==== DATASET ENTRIES ====
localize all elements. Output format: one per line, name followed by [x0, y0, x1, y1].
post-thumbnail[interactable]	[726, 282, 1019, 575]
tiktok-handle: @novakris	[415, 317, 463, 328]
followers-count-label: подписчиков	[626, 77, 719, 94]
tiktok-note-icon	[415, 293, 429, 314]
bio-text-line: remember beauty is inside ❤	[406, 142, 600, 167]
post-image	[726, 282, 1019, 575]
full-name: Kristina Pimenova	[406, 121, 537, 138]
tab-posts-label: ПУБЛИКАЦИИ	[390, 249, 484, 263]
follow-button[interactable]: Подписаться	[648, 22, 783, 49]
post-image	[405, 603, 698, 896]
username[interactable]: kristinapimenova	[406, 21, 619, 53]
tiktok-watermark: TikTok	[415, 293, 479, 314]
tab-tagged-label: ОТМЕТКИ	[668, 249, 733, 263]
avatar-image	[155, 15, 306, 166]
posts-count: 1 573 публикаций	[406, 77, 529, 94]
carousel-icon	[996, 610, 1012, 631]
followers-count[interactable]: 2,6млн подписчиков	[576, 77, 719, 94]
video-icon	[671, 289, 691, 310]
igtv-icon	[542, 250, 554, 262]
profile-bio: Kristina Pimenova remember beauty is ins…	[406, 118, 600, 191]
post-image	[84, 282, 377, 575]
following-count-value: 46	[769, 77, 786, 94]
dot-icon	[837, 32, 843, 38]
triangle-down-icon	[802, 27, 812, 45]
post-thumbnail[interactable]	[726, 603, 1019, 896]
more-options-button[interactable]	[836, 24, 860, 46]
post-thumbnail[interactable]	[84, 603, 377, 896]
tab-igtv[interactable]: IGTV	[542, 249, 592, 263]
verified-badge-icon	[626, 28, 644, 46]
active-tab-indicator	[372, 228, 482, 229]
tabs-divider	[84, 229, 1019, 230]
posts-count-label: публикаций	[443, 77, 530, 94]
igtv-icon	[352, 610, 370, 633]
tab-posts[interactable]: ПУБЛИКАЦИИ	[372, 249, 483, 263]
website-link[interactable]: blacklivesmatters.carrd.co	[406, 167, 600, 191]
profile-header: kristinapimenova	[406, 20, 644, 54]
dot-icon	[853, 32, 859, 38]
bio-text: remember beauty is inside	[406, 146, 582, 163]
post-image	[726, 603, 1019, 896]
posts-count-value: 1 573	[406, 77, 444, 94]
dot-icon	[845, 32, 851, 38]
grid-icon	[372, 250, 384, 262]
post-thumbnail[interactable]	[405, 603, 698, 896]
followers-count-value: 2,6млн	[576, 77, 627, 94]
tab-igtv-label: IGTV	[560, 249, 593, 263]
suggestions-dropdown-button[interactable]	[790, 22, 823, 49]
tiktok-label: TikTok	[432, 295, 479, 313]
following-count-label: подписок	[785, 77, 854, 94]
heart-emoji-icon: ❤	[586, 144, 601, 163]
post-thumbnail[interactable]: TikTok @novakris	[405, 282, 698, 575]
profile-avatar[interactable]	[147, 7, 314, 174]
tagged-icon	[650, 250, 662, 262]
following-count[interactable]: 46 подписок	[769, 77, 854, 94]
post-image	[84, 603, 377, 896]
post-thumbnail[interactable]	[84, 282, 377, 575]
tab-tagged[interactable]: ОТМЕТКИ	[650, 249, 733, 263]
====
▶ TASK DETAILS
Please write out the items from the first line through the line containing "293, 479, 314]", inclusive, keeping each line unchanged.

▶ CORRECT OUTPUT
localize all elements. Output format: one per line, name followed by [x0, y0, x1, y1].
post-thumbnail[interactable]	[726, 282, 1019, 575]
tiktok-handle: @novakris	[415, 317, 463, 328]
followers-count-label: подписчиков	[626, 77, 719, 94]
tiktok-note-icon	[415, 293, 429, 314]
bio-text-line: remember beauty is inside ❤	[406, 142, 600, 167]
post-image	[726, 282, 1019, 575]
full-name: Kristina Pimenova	[406, 121, 537, 138]
tab-posts-label: ПУБЛИКАЦИИ	[390, 249, 484, 263]
follow-button[interactable]: Подписаться	[648, 22, 783, 49]
post-image	[405, 603, 698, 896]
username[interactable]: kristinapimenova	[406, 21, 619, 53]
tiktok-watermark: TikTok	[415, 293, 479, 314]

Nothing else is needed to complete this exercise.